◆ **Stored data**
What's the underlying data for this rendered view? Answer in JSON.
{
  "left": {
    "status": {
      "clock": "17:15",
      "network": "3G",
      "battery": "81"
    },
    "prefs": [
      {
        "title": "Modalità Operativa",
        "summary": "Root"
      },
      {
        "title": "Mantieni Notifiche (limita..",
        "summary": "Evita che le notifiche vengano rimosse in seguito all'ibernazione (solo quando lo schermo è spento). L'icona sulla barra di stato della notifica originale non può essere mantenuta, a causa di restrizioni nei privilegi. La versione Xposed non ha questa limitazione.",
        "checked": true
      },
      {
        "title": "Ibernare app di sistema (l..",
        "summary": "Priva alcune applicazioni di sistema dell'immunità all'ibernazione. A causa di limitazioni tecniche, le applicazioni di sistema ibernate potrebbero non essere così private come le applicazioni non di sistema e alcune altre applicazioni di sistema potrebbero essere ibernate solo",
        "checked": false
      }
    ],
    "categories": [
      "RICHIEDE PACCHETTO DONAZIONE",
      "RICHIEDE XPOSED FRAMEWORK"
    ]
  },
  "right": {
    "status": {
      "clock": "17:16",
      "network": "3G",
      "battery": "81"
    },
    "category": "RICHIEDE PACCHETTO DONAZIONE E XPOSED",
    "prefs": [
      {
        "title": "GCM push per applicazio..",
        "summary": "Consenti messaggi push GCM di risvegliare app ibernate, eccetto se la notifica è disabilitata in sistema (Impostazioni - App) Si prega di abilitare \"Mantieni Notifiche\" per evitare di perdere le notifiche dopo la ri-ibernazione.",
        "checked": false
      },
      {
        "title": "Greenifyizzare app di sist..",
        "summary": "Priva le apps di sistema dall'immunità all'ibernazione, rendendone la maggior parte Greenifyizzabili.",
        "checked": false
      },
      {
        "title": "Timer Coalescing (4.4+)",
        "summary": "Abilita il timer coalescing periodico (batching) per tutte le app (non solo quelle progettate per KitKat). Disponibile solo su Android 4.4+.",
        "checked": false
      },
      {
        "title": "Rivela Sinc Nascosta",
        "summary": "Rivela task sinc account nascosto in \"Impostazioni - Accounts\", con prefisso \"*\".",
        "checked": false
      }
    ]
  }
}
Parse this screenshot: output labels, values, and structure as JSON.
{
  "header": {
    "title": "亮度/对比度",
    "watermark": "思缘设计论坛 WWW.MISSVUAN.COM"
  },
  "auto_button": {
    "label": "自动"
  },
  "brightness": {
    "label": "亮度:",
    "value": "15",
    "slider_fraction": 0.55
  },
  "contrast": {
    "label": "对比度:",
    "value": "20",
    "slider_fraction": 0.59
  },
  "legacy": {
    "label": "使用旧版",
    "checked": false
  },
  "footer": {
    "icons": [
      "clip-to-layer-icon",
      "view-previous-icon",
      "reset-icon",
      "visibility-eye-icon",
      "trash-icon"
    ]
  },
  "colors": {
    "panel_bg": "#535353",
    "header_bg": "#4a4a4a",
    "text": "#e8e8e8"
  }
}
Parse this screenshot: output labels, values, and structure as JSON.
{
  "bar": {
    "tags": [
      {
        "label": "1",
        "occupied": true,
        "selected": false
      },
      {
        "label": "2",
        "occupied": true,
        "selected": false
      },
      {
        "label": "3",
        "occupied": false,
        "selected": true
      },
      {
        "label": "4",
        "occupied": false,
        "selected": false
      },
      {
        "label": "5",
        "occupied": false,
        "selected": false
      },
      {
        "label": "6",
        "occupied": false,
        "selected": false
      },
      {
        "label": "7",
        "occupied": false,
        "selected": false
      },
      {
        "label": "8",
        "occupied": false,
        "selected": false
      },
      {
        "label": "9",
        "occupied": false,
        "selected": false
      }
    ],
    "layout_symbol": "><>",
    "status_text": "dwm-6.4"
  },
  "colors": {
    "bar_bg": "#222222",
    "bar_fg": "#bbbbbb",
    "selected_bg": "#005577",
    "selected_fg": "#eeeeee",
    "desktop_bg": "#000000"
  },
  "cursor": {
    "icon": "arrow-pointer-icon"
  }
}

◆ **What the task asks**
Point out every line holding the string "notifica" and copy it.

◆ **Final answer**
        "summary": "Evita che le notifiche vengano rimosse in seguito all'ibernazione (solo quando lo schermo è spento). L'icona sulla barra di stato della notifica originale non può essere mantenuta, a causa di restrizioni nei privilegi. La versione Xposed non ha questa limitazione.",
        "summary": "Consenti messaggi push GCM di risvegliare app ibernate, eccetto se la notifica è disabilitata in sistema (Impostazioni - App) Si prega di abilitare \"Mantieni Notifiche\" per evitare di perdere le notifiche dopo la ri-ibernazione.",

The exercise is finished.